問題 A | 下のリストの先頭から「show-through-line bbox=[1265, 971, 1923, 979]」を含む行までを、「manuscript-line」を「text-line」に置き換えて書き直してください。両端の行も含め、ほかはそのままにしてください。

文書の抜粋 |
コンクリートは、建築や土木工事において欠かせない材料です。
コンクリートは施工条件によってその性質が大きく変化します。
そのため、施工条件に合ったコンクリートを選定することが重要です。
本記事では、コンクリートの種類と使用場面のマッチについてご紹介します。
コンクリートの種類
コンクリートには、主に以下の種類があります。
- レディーミクストコンクリート
- 流動化コンクリート
- 膨張コンクリート
- 軽量骨材コンクリート
- 重量骨材コンクリート
- マスコンクリート
- 寒中コンクリート
- 暑中コンクリート
- 水中コンクリート
- 水密コンクリート
- プレパックドコンクリート
- 吹付コンクリート
- 高強度コンクリート
- 繊維補強コンクリート
コンクリートの種類①:レディーミクストコンクリート
レディーミクストコンクリートは、工場でセメント・骨材・水・添加剤などを混合して製造されたコンクリートです。

データセットの項目
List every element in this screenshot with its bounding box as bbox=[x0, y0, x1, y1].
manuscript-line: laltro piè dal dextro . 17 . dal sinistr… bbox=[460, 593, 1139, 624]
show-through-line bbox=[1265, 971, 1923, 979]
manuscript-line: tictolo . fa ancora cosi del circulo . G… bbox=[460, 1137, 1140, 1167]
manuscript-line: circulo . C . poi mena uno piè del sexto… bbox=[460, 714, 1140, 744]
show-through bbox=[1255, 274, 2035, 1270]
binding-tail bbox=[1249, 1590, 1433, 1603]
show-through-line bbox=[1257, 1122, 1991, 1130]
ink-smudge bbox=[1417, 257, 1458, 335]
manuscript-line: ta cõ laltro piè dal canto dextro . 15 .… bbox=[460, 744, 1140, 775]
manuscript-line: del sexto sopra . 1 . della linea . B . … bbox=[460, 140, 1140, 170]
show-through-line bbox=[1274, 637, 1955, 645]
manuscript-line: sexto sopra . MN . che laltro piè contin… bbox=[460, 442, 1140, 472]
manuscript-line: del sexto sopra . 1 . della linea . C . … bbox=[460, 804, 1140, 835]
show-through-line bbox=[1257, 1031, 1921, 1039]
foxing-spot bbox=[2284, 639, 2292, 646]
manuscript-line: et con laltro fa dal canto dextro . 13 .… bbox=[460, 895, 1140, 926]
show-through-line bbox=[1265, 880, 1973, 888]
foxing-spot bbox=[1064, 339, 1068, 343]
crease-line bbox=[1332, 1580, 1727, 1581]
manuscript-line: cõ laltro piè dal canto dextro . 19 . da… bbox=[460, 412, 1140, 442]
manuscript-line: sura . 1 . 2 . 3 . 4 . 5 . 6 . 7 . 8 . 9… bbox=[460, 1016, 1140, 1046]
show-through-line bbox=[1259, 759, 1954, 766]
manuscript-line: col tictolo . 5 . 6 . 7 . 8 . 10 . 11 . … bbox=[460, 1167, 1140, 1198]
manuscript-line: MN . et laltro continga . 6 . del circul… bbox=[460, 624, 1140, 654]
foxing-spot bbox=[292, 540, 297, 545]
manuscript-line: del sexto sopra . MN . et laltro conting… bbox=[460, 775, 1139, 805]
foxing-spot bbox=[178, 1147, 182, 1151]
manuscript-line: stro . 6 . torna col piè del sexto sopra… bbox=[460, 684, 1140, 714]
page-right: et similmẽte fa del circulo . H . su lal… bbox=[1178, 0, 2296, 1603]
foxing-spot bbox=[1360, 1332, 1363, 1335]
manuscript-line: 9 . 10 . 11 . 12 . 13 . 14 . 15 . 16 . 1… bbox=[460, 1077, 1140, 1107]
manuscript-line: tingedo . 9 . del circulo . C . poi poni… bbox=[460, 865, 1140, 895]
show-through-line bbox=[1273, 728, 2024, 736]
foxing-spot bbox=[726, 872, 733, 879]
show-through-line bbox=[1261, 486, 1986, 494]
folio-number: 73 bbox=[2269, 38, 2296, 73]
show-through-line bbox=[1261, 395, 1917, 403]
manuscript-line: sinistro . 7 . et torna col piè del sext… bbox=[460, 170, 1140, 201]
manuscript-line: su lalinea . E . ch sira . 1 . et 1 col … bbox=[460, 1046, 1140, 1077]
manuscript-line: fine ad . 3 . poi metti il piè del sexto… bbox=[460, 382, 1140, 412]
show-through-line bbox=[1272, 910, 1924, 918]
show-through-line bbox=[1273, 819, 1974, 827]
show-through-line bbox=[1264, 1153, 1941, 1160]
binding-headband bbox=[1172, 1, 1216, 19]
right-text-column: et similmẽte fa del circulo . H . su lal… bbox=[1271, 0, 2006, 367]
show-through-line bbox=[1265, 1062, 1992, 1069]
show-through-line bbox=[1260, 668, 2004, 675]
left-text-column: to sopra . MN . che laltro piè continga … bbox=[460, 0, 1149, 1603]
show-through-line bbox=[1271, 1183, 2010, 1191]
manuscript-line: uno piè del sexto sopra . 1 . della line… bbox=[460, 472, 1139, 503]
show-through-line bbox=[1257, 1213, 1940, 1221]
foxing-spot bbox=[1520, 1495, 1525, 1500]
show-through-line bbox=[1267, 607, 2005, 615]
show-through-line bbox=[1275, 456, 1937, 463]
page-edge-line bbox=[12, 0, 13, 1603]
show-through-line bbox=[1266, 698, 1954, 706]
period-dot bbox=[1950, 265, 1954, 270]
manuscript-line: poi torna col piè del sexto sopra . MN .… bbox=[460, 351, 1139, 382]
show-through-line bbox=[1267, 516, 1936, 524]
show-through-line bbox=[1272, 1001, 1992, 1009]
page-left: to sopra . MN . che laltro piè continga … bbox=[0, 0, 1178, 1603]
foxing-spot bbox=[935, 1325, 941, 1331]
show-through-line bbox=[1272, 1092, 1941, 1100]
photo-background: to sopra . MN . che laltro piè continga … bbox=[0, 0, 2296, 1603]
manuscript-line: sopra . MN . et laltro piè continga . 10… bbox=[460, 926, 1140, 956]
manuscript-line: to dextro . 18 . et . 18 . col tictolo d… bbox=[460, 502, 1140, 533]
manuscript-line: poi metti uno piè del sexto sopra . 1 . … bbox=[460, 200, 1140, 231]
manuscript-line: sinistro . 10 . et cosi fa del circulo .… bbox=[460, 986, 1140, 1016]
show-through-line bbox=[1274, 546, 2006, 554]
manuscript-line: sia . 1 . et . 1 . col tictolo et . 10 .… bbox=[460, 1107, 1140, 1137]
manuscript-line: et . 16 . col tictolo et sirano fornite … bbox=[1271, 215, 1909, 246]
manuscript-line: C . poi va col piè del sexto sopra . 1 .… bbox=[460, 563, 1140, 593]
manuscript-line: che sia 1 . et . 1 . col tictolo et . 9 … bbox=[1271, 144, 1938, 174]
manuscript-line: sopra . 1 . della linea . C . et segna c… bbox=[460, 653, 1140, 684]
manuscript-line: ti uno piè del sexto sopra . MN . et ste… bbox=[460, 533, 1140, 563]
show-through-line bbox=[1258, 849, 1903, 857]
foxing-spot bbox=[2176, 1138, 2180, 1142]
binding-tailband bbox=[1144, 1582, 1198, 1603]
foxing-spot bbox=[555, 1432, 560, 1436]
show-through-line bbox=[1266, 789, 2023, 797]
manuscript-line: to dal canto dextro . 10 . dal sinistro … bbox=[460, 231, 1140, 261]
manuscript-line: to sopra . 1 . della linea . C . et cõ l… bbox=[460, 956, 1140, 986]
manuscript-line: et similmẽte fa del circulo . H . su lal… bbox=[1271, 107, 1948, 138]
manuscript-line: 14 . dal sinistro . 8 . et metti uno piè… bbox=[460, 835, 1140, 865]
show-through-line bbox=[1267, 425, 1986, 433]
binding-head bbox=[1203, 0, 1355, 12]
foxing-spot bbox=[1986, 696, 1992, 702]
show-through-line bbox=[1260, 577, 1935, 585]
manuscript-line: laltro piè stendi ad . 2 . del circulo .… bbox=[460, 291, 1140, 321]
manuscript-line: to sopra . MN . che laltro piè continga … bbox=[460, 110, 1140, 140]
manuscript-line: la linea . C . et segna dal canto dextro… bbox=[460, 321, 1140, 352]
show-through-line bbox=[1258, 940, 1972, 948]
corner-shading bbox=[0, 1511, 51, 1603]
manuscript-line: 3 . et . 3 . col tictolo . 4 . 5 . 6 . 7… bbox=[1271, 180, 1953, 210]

問題 B | 上のコンクリートの文章の続きを書いてください。

解答例 A |
List every element in this screenshot with its bounding box as bbox=[x0, y0, x1, y1].
text-line: laltro piè dal dextro . 17 . dal sinistr… bbox=[460, 593, 1139, 624]
show-through-line bbox=[1265, 971, 1923, 979]

解答例 B |
現場で練り混ぜるコンクリートと比較して品質が安定しており、施工の効率化や安全性の向上につながるため、現在では建築・土木工事において最も一般的に使用されているコンクリートです。
レディーミクストコンクリートは、建築や土木工事のあらゆる分野で使用されています。
特に、以下の用途で多く使用されています。
- 建物の基礎や構造体
- 道路や橋梁などのインフラ
- ダムや堤防などの水工施設
- 公園や広場などの舗装
コンクリートの種類②:流動化コンクリート
予め練り混ぜられたコンクリートに流動化剤を添加し、攪拌することで流動性を高めたコンクリートです。
流動化剤とは、セメント粒子間に水を分散させ、流動性を高める添加剤です。
流動化コンクリートは、以下の用途で多く使用されています。
- 建物の基礎や構造体
- 橋梁
- ダム
- トンネル
- インフラ
コンクリートの種類③:膨張コンクリート
セメント・骨材・水に加えて、膨張剤を配合したコンクリートです。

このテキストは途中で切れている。